*Request*. Find each line containing the string "ISBN" and return it.

*Dataset extract*.

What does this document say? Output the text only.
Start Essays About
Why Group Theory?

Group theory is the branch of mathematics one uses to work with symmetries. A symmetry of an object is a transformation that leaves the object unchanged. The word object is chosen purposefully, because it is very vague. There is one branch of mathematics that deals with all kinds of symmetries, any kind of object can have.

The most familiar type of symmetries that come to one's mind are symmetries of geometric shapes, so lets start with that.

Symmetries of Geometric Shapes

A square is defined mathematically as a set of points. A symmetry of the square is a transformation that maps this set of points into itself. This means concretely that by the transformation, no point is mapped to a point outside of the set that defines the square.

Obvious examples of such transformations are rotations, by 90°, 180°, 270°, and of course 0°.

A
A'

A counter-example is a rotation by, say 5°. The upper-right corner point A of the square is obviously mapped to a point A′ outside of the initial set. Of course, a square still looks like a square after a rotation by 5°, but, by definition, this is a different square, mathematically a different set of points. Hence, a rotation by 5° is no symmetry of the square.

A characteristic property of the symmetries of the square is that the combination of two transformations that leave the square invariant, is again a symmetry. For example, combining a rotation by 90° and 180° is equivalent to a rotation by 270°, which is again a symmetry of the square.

--

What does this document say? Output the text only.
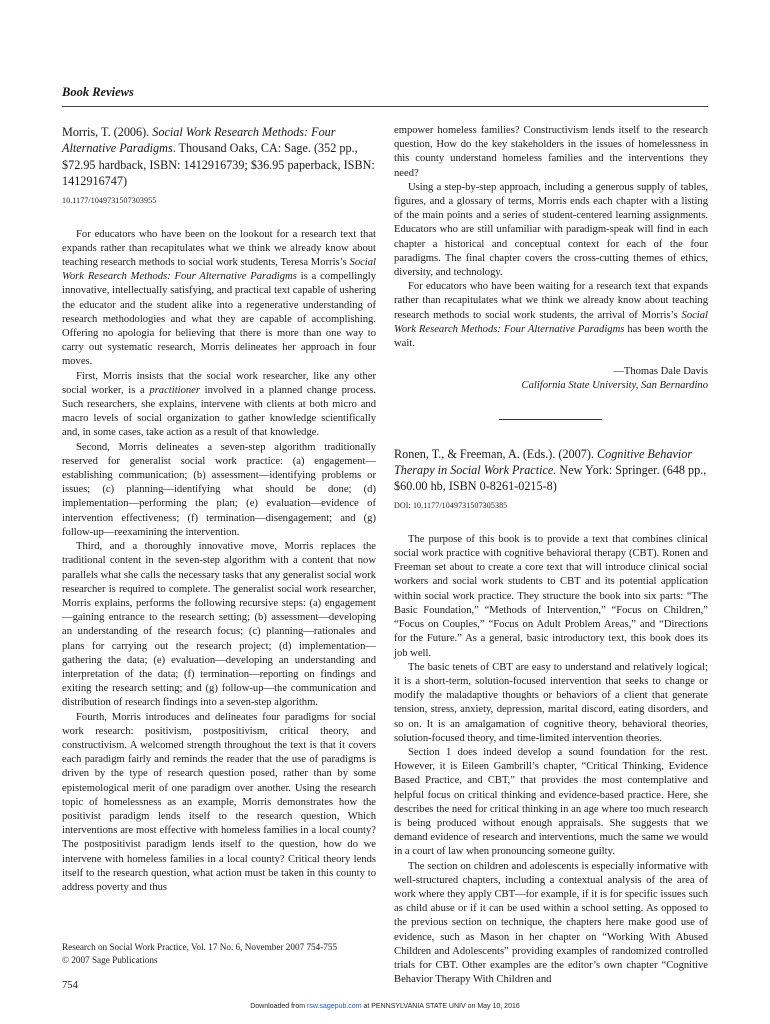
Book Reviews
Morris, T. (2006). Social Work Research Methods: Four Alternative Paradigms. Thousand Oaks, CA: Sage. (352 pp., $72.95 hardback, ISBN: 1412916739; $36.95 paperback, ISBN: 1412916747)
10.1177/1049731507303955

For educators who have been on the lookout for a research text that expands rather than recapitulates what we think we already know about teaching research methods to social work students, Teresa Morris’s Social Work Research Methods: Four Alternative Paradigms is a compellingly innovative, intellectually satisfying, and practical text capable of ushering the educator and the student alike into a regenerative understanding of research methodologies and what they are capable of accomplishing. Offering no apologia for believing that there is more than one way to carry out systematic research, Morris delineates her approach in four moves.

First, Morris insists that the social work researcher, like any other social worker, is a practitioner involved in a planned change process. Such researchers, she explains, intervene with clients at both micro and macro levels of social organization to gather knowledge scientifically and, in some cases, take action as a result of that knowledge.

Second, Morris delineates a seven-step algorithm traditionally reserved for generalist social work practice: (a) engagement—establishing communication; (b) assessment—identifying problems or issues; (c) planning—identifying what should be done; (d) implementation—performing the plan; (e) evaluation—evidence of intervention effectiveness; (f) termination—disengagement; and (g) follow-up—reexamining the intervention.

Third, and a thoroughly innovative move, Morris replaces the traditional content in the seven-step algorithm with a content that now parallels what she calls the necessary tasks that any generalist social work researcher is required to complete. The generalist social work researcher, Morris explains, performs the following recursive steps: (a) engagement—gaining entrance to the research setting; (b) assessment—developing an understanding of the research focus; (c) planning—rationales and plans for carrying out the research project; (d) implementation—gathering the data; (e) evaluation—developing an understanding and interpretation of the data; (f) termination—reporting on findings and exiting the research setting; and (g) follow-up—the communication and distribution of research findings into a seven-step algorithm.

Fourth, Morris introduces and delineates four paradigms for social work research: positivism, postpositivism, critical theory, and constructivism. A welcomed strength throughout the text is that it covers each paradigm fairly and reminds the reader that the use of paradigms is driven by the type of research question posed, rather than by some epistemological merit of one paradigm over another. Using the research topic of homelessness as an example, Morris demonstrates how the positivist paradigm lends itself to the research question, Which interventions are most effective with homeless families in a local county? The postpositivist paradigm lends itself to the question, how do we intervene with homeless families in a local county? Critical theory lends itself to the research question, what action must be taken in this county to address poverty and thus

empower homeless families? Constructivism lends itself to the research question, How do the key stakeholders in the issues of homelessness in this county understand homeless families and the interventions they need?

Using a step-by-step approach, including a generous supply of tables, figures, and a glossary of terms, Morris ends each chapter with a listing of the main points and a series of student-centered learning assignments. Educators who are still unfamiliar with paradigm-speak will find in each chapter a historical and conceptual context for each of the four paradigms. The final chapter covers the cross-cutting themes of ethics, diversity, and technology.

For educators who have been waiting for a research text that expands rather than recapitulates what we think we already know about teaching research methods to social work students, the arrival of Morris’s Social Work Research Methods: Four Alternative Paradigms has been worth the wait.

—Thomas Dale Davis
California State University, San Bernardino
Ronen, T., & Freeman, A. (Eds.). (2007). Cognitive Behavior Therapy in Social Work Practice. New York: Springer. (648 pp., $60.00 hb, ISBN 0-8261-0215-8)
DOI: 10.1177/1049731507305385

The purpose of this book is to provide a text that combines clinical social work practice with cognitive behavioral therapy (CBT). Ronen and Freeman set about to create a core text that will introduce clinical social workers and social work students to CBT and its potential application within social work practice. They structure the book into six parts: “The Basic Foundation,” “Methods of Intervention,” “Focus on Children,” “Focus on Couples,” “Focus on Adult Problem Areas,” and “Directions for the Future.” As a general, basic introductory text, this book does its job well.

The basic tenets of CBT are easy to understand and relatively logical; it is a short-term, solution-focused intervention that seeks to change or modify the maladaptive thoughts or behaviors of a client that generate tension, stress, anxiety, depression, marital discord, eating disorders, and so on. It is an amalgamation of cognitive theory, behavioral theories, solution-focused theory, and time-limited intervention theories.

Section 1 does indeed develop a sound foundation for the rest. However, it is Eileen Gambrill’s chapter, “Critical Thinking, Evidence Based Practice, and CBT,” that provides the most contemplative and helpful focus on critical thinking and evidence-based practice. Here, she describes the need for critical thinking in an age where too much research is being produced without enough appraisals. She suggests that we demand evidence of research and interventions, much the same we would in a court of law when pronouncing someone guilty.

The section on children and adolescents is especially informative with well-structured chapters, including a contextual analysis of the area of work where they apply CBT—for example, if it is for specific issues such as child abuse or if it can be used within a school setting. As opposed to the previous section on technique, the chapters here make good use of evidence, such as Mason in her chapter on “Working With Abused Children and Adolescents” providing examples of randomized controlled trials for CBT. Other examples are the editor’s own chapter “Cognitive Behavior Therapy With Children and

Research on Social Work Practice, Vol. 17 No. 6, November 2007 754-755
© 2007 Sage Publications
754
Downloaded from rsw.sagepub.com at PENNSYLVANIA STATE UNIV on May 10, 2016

--

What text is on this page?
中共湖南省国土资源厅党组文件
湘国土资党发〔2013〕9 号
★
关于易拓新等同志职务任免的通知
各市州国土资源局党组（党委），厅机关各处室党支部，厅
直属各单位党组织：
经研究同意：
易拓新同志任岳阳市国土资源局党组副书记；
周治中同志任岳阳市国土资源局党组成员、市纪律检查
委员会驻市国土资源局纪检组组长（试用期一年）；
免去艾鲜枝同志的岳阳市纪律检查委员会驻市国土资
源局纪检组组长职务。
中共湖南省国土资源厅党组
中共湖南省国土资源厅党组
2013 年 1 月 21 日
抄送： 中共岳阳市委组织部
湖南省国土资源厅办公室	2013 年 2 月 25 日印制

*Solution to the exercise*.
Morris, T. (2006). Social Work Research Methods: Four Alternative Paradigms. Thousand Oaks, CA: Sage. (352 pp., $72.95 hardback, ISBN: 1412916739; $36.95 paperback, ISBN: 1412916747)
Ronen, T., & Freeman, A. (Eds.). (2007). Cognitive Behavior Therapy in Social Work Practice. New York: Springer. (648 pp., $60.00 hb, ISBN 0-8261-0215-8)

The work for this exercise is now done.